● **What you need to do**:
Every line of the material that follows must be printed again exactly.

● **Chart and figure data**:

------------------------------------------------------------

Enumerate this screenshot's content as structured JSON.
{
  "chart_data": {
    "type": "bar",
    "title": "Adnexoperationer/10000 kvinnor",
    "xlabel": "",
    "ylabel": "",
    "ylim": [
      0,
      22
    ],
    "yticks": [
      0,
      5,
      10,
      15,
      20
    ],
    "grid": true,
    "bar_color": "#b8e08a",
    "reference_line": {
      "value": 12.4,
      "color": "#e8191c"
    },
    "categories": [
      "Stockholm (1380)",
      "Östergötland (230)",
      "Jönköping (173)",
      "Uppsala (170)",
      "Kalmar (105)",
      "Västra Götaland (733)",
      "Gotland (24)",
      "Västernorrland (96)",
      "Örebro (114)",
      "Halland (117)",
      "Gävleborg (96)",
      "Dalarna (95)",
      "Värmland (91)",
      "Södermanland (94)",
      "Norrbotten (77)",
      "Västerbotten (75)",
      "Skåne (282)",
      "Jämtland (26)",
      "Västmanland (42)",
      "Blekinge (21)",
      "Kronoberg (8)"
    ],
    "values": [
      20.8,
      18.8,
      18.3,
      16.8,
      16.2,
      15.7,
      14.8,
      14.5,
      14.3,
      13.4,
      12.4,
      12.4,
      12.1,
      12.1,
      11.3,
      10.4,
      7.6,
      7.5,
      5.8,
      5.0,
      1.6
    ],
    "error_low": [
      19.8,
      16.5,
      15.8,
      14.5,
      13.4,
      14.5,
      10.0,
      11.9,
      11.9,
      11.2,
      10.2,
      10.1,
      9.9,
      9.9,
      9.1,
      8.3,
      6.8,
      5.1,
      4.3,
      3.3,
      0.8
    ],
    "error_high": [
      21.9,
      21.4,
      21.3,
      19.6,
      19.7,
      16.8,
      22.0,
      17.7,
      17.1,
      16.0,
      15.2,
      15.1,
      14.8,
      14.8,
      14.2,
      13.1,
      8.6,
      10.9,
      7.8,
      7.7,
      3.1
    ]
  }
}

------------------------------------------------------------

● **Task output**:
Enumerate this screenshot's content as structured JSON.
{
  "chart_data": {
    "type": "bar",
    "title": "Adnexoperationer/10000 kvinnor",
    "xlabel": "",
    "ylabel": "",
    "ylim": [
      0,
      22
    ],
    "yticks": [
      0,
      5,
      10,
      15,
      20
    ],
    "grid": true,
    "bar_color": "#b8e08a",
    "reference_line": {
      "value": 12.4,
      "color": "#e8191c"
    },
    "categories": [
      "Stockholm (1380)",
      "Östergötland (230)",
      "Jönköping (173)",
      "Uppsala (170)",
      "Kalmar (105)",
      "Västra Götaland (733)",
      "Gotland (24)",
      "Västernorrland (96)",
      "Örebro (114)",
      "Halland (117)",
      "Gävleborg (96)",
      "Dalarna (95)",
      "Värmland (91)",
      "Södermanland (94)",
      "Norrbotten (77)",
      "Västerbotten (75)",
      "Skåne (282)",
      "Jämtland (26)",
      "Västmanland (42)",
      "Blekinge (21)",
      "Kronoberg (8)"
    ],
    "values": [
      20.8,
      18.8,
      18.3,
      16.8,
      16.2,
      15.7,
      14.8,
      14.5,
      14.3,
      13.4,
      12.4,
      12.4,
      12.1,
      12.1,
      11.3,
      10.4,
      7.6,
      7.5,
      5.8,
      5.0,
      1.6
    ],
    "error_low": [
      19.8,
      16.5,
      15.8,
      14.5,
      13.4,
      14.5,
      10.0,
      11.9,
      11.9,
      11.2,
      10.2,
      10.1,
      9.9,
      9.9,
      9.1,
      8.3,
      6.8,
      5.1,
      4.3,
      3.3,
      0.8
    ],
    "error_high": [
      21.9,
      21.4,
      21.3,
      19.6,
      19.7,
      16.8,
      22.0,
      17.7,
      17.1,
      16.0,
      15.2,
      15.1,
      14.8,
      14.8,
      14.2,
      13.1,
      8.6,
      10.9,
      7.8,
      7.7,
      3.1
    ]
  }
}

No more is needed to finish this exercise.